PROVIDED TEXT >>
____________________

How To Escape From Your Fantasy World

 I can just hear some of your responses as you read the title of this post, “How to escape…”

“Why would I want to escape? After all, I built my world as a place to escape TO, not from.”

Maybe if you read a little bit more you’ll change your mind.

Fantasy football, fantasy baseball, fantasy heroes and heroines, and of course, video combat games. These are some of the things we find in the world of fantasy.

Then, there is something else-one’s imagination. Incredibly more powerful than a Kansas cyclone, it can quickly transport a person from a world of ugliness and disappointment, to a world where everything is perfect.

And much quicker than Scotty could ever manage.

Is it any wonder that so many people have a hard time living in the real world?

But no matter how wonderful the utopian world is, there’s still one huge problem which must be addressed.

It isn’t real. And because it isn’t real, there’s no way it can last. And when it’s over, it’s gone.

Destroyed. 

“A hard worker has plenty of food, but a person who chases fantasies ends up in poverty.” (Proverbs 28:19 NLT)

Those who face the world they actually live in, with all its flaws and problems, will eventually find a way to succeed. They can learn how to overcome obstacles, become a better person; whatever. They know it’s necessary to acknowledge one’s weaknesses and sins, instead of escaping to their enchanted world every time they face opposition of some kind.

“Whoever conceals his transgressions will not prosper, but he who confesses and forsakes them will obtain mercy.” (Proverbs 28:13 ESV)

The fantasy never solves problems; it only hides them. The longer that world exists, the more the problems are multiplied. Eventually it becomes a slave camp; its “visitors” lose their right to come and go as they please. They are trapped, enslaved by the very world they created.

Remember Dorothy from Kansas? She enjoyed her new world for a while, but she finally came to the conclusion, “There’s no place like home.”

____________________

JOB A >> Repeat the passage of the fantasy-world post between "Maybe if you" and "world of fantasy.", inclusive, word for word.
JOB B >> List every thing the fantasy-world post names as something we find in the world of fantasy.
The items that come next are separate material with no connection to the fantasy-world post.

Dataset excerpt:
____________________

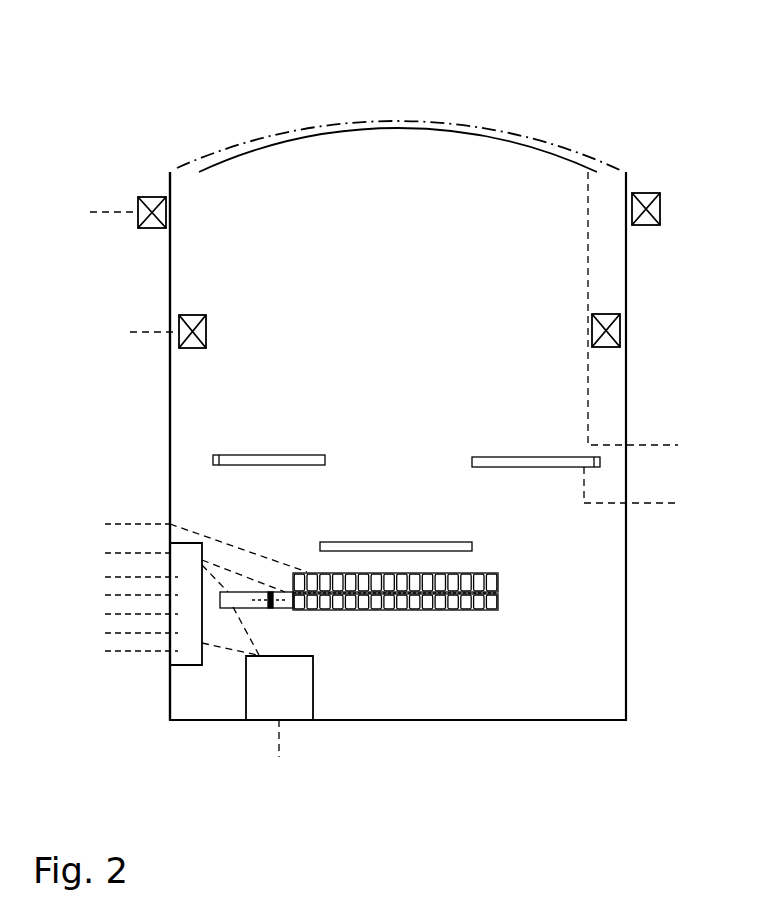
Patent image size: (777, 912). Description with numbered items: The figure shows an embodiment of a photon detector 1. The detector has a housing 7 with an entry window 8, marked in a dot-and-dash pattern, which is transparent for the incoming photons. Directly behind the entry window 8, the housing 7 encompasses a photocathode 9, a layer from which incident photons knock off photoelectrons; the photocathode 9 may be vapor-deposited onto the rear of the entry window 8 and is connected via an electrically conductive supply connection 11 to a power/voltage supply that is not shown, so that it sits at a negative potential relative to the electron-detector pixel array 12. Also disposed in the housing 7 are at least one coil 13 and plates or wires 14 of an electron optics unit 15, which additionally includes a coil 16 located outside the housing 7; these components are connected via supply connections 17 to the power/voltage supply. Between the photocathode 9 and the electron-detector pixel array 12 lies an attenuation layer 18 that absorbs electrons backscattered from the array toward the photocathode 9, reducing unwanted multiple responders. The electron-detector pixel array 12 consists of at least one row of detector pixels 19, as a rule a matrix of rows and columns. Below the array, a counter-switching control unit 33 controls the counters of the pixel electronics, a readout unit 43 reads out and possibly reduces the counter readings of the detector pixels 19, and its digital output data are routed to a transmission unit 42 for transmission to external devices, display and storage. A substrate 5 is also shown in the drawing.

The photon detector 1 is at (538, 108).
The substrate 5 is at (413, 600).
The housing 7 is at (169, 390).
The entry window 8 is at (315, 125).
The photocathode 9 is at (440, 130).
The supply connection 11 is at (588, 413).
The electron-detector pixel array 12 is at (508, 681).
The coil 13 is at (620, 329).
The plates or wires 14 is at (215, 458).
The electron optics unit 15 is at (600, 390).
The coil 16 is at (152, 199).
The supply connections 17 is at (122, 212).
The attenuation layer 18 is at (472, 546).
The detector pixels 19 is at (485, 582).
The counter-switching control unit 33 is at (298, 715).
The transmission unit 42 is at (182, 657).
The readout unit 43 is at (235, 606).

____________________

SOLUTION A >>
Maybe if you read a little bit more you’ll change your mind.

Fantasy football, fantasy baseball, fantasy heroes and heroines, and of course, video combat games. These are some of the things we find in the world of fantasy.

SOLUTION B >>
- Fantasy football
- Fantasy baseball
- Fantasy heroes and heroines
- Video combat games